- DIRECTIONS
Below is a listing to write out in full, exactly as given, without its pictures.

- EXERCISE INPUTS

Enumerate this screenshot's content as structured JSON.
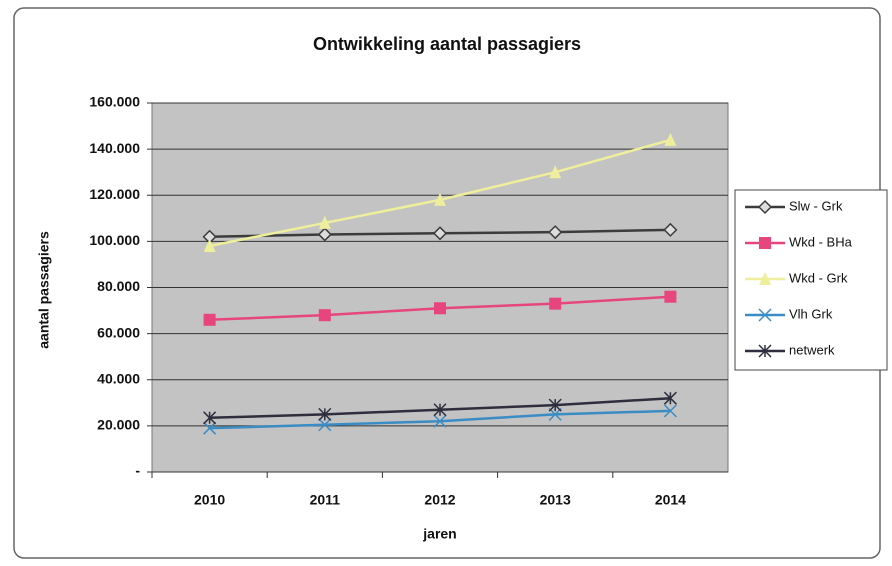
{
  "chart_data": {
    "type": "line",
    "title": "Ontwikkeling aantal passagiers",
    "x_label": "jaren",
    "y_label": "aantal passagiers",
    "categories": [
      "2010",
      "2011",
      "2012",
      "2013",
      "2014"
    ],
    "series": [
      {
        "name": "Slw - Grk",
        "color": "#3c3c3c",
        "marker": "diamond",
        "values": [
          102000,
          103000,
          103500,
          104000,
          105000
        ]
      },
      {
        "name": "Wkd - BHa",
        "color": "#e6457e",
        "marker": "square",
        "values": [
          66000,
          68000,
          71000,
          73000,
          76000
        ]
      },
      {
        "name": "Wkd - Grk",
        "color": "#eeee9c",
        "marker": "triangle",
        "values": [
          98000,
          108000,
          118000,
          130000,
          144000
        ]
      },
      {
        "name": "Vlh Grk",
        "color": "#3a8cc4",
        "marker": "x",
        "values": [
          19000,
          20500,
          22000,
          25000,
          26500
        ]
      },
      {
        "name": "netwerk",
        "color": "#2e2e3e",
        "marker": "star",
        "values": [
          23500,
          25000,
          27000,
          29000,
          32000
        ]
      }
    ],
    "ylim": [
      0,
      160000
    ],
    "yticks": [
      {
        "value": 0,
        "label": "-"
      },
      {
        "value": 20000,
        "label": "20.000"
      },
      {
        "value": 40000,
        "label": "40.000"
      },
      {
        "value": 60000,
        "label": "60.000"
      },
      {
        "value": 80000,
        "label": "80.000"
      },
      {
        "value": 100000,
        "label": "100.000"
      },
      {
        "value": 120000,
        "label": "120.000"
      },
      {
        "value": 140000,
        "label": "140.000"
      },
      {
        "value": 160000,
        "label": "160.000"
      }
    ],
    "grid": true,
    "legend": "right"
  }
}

- IN RESPONSE
Enumerate this screenshot's content as structured JSON.
{
  "chart_data": {
    "type": "line",
    "title": "Ontwikkeling aantal passagiers",
    "x_label": "jaren",
    "y_label": "aantal passagiers",
    "categories": [
      "2010",
      "2011",
      "2012",
      "2013",
      "2014"
    ],
    "series": [
      {
        "name": "Slw - Grk",
        "color": "#3c3c3c",
        "marker": "diamond",
        "values": [
          102000,
          103000,
          103500,
          104000,
          105000
        ]
      },
      {
        "name": "Wkd - BHa",
        "color": "#e6457e",
        "marker": "square",
        "values": [
          66000,
          68000,
          71000,
          73000,
          76000
        ]
      },
      {
        "name": "Wkd - Grk",
        "color": "#eeee9c",
        "marker": "triangle",
        "values": [
          98000,
          108000,
          118000,
          130000,
          144000
        ]
      },
      {
        "name": "Vlh Grk",
        "color": "#3a8cc4",
        "marker": "x",
        "values": [
          19000,
          20500,
          22000,
          25000,
          26500
        ]
      },
      {
        "name": "netwerk",
        "color": "#2e2e3e",
        "marker": "star",
        "values": [
          23500,
          25000,
          27000,
          29000,
          32000
        ]
      }
    ],
    "ylim": [
      0,
      160000
    ],
    "yticks": [
      {
        "value": 0,
        "label": "-"
      },
      {
        "value": 20000,
        "label": "20.000"
      },
      {
        "value": 40000,
        "label": "40.000"
      },
      {
        "value": 60000,
        "label": "60.000"
      },
      {
        "value": 80000,
        "label": "80.000"
      },
      {
        "value": 100000,
        "label": "100.000"
      },
      {
        "value": 120000,
        "label": "120.000"
      },
      {
        "value": 140000,
        "label": "140.000"
      },
      {
        "value": 160000,
        "label": "160.000"
      }
    ],
    "grid": true,
    "legend": "right"
  }
}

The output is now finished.